* _THE REQUEST_: Going through the material below, please gather all lines with the word "their" in them.

* _ITEMS_:
--------------------------------------------------
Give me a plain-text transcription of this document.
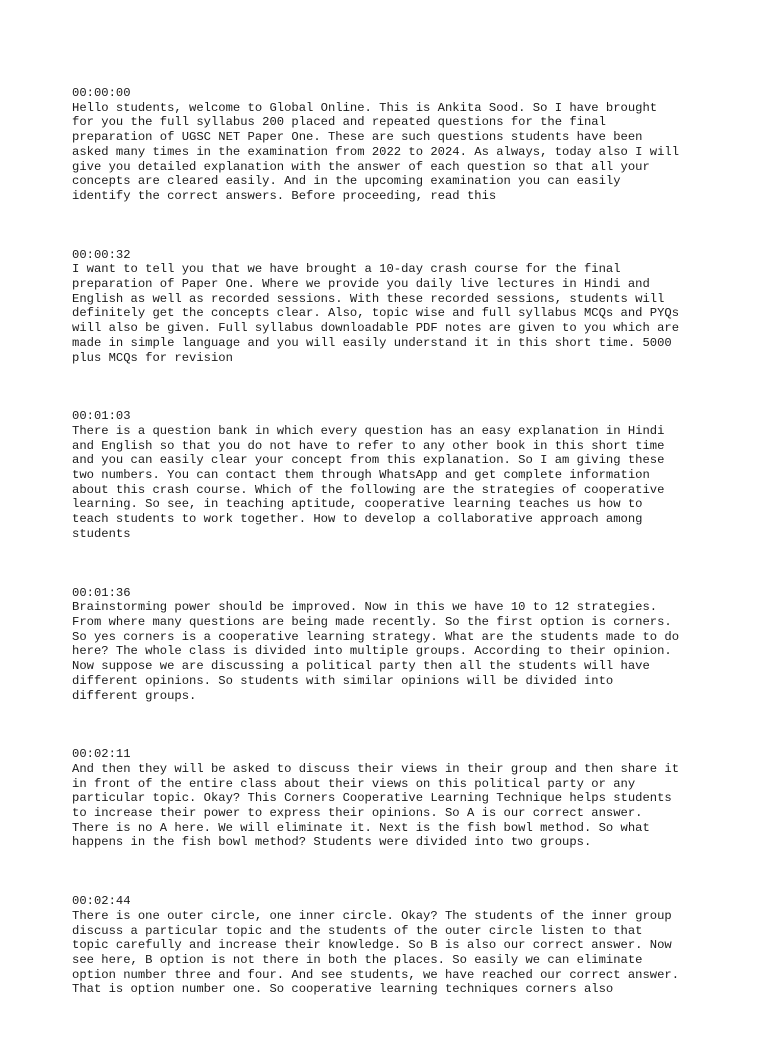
00:00:00
Hello students, welcome to Global Online. This is Ankita Sood. So I have brought
for you the full syllabus 200 placed and repeated questions for the final
preparation of UGSC NET Paper One. These are such questions students have been
asked many times in the examination from 2022 to 2024. As always, today also I will
give you detailed explanation with the answer of each question so that all your
concepts are cleared easily. And in the upcoming examination you can easily
identify the correct answers. Before proceeding, read this
00:00:32
I want to tell you that we have brought a 10-day crash course for the final
preparation of Paper One. Where we provide you daily live lectures in Hindi and
English as well as recorded sessions. With these recorded sessions, students will
definitely get the concepts clear. Also, topic wise and full syllabus MCQs and PYQs
will also be given. Full syllabus downloadable PDF notes are given to you which are
made in simple language and you will easily understand it in this short time. 5000
plus MCQs for revision
00:01:03
There is a question bank in which every question has an easy explanation in Hindi
and English so that you do not have to refer to any other book in this short time
and you can easily clear your concept from this explanation. So I am giving these
two numbers. You can contact them through WhatsApp and get complete information
about this crash course. Which of the following are the strategies of cooperative
learning. So see, in teaching aptitude, cooperative learning teaches us how to
teach students to work together. How to develop a collaborative approach among
students
00:01:36
Brainstorming power should be improved. Now in this we have 10 to 12 strategies.
From where many questions are being made recently. So the first option is corners.
So yes corners is a cooperative learning strategy. What are the students made to do
here? The whole class is divided into multiple groups. According to their opinion.
Now suppose we are discussing a political party then all the students will have
different opinions. So students with similar opinions will be divided into
different groups.
00:02:11
And then they will be asked to discuss their views in their group and then share it
in front of the entire class about their views on this political party or any
particular topic. Okay? This Corners Cooperative Learning Technique helps students
to increase their power to express their opinions. So A is our correct answer.
There is no A here. We will eliminate it. Next is the fish bowl method. So what
happens in the fish bowl method? Students were divided into two groups.
00:02:44
There is one outer circle, one inner circle. Okay? The students of the inner group
discuss a particular topic and the students of the outer circle listen to that
topic carefully and increase their knowledge. So B is also our correct answer. Now
see here, B option is not there in both the places. So easily we can eliminate
option number three and four. And see students, we have reached our correct answer.
That is option number one. So cooperative learning techniques corners also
--------------------------------------------------
* _RESULT OF THE EXERCISE_:
here? The whole class is divided into multiple groups. According to their opinion.
And then they will be asked to discuss their views in their group and then share it
in front of the entire class about their views on this political party or any
to increase their power to express their opinions. So A is our correct answer.
topic carefully and increase their knowledge. So B is also our correct answer. Now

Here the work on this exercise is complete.